The Prime Minister saw in this proposal a possible way out of the difficulty. It is important to recognise that General Smuts had his difficulties. He did not like the Pegging Act. He was engaged in a war in which India was playing a tremendous part, and he was about to go to London for a Conference with other Common­wealth Prime Ministers. South Africa was getting a bad name, and General Smuts was anxious if possible not to do any thing which would alienate opinion abroad. The proposal appealed to him, and he asked Senator D. G. Shepstone to make suitable enquiries in Durban of public reaction to it. As a result of these enquiries General Smuts was encouraged to go further into the matter. He wondered how it could be implemented. At first Kajee suggested the Prime Minister might use his war emergency powers. This, of course, the Prime Minister could not entertain. The idea was then mooted that the Government should instruct, by Special Cabinet Minute, the Natal Provincial Council to formulate a special ordinance giving effect to the ideas. With the passing of this ordinance, the Pegging Act would fall away.

When Kajee reported this suggestion to his supporters in Congress they were filled with anxiety. Never in the history of Natal Indians have they been willing that the Natal Provincial Council should govern their affairs. At all times they prefer the oversight of the central Government. It looked as if Kajee's plan would be defeated. Meetings were held daily and nightly during which everybody talked at length of the dangers of allowing the Natal Provincial Council any legislative powers over them. In the end, however, they agree pro­vided that certain safeguards could be incorporated in the Minute issued by the Cabinet and that this be looked upon as a special case not to be taken as a precedent.

Eventually Kajee and his friends formulated a docu­ment incorporating the whole plan. They travelled to Pretoria to see General Smuts on the eve of his departure for London. At this interview the Prime Minister studied the document in the presence of the Administrator of Natal, Mr. Heaton-Nicholls, Mr. D. E. Mitchell, The Minister of the Interior, Senator C. F. Clarkson, and others. The Prime Minister put his signature to the statement, and after expressing his pleasure that an agreement had been reached, despatched a cable of felic­itation to the Viceroy of India, Lord Wavell.

This document came to be known as "The Pretoria Agreement".

• _DATA SUPPLIED_
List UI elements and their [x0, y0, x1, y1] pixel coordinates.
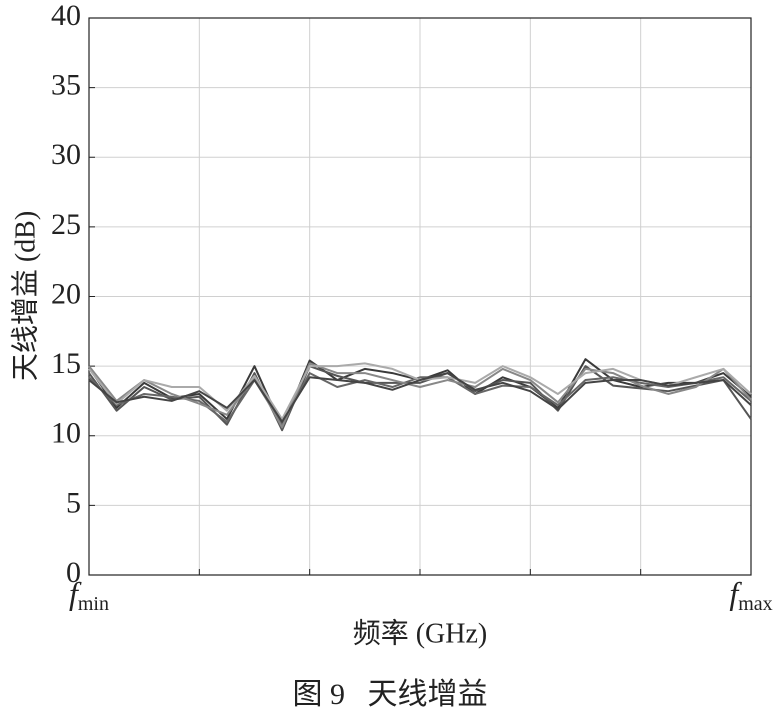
- y-tick-label: 5: [66, 486, 81, 519]
- x-tick-label: fmin: [69, 575, 109, 615]
- caption: 图 9 天线增益: [293, 678, 488, 711]
- series-line: [88, 372, 752, 423]
- x-tick-label-sub: min: [78, 593, 109, 615]
- y-tick-label: 10: [51, 417, 81, 450]
- x-tick-label: fmax: [729, 575, 772, 615]
- y-tick-label: 20: [51, 277, 81, 310]
- x-tick-label-sub: max: [738, 593, 772, 615]
- x-axis-label: 频率 (GHz): [353, 617, 488, 649]
- y-tick-label: 25: [51, 208, 81, 241]
- y-tick-label: 30: [51, 138, 81, 171]
- y-tick-label: 35: [51, 69, 81, 102]
- y-tick-label: 0: [66, 556, 81, 589]
- series-line: [88, 362, 752, 429]
- series-line: [88, 365, 752, 432]
- series-line: [88, 372, 752, 426]
- y-tick-label: 40: [51, 0, 81, 32]
- y-tick-label: 15: [51, 347, 81, 380]
- plot-frame: [88, 17, 752, 576]
- y-axis-label: 天线增益 (dB): [9, 211, 41, 381]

• _REQUIRED ACTIONS_
a. Answer these questions from the text on the Pretoria Agreement:
(i) Whom did General Smuts ask to make enquiries in Durban about public reaction to the proposal?
(ii) To which city did Kajee and his friends travel to see General Smuts?
(iii) To whom did the Prime Minister send a cable of felicitation?
b. Write out the part of the text on the Pretoria Agreement that opens with the words containing "Eventually Kajee and" and closes with "India, Lord Wavell.".
c. Write what comes next in the text on the Pretoria Agreement, continuing from the point where it stops.
The lines can be left aside.

• _OUTPUTS IN ORDER_
a.
(i) Senator D. G. Shepstone
(ii) Pretoria
(iii) Lord Wavell, the Viceroy of India

b.
Eventually Kajee and his friends formulated a docu­ment incorporating the whole plan. They travelled to Pretoria to see General Smuts on the eve of his departure for London. At this interview the Prime Minister studied the document in the presence of the Administrator of Natal, Mr. Heaton-Nicholls, Mr. D. E. Mitchell, The Minister of the Interior, Senator C. F. Clarkson, and others. The Prime Minister put his signature to the statement, and after expressing his pleasure that an agreement had been reached, despatched a cable of felic­itation to the Viceroy of India, Lord Wavell.

c.
It is important to appreciate that the plan described in the Pretoria Agreement was to be a temporary expedient, to be a substitute for the Pegging Act and to stand until Natal Indian Judicial Commission had made its report and its recommendation. Unless this fact be understood, it is not possible to realise the value of Kajee's work.

This interview was undoubtedly Kajee's finest hour, and the Pretoria Agreement his greatest achievement.

The most restrained observer of the scene could not fail to concede Kajee's triumph. It was not, of course, on the same ground as the diplomatic achievement to which the term great is usually applied in international affairs. No one could have claimed so much for-it.

It was not a "Vereeniging", it was not a "Versailles"; though it was intended to be something of a treaty of peace. It was not an "Atlantic Charter" for South African Indians; it was not even a new Cape Town Agreement. It was none of these things. In fact, in the end, it proved to be a "Munich", for Kajee personally as well as for the Indian community. But Kajee was not to know that at the time. In the ministerial atmosphere of the Union Buildings at Pretoria, there was the security of the Prime Minister's presence, the support of Kajee's colleagues, and the assurance of the Prime Minister's signature. Natal, with its enemies among Indians and its "vigilantes" among Europeans, seemed far away. Kajee and his friends, overcome by emotion, listened to the words of General Smuts who, reminding himself and them of his negotiations with Gandhi thirty years before, talked like a father to his children and bade them seek peace and ensure it. Given easily to tears, Kajee swall­owed the lump in his throat and could not bring himself to believe that what had taken so long to bring to the Prime Minister's desk should take so little time to dispose of once it reached there.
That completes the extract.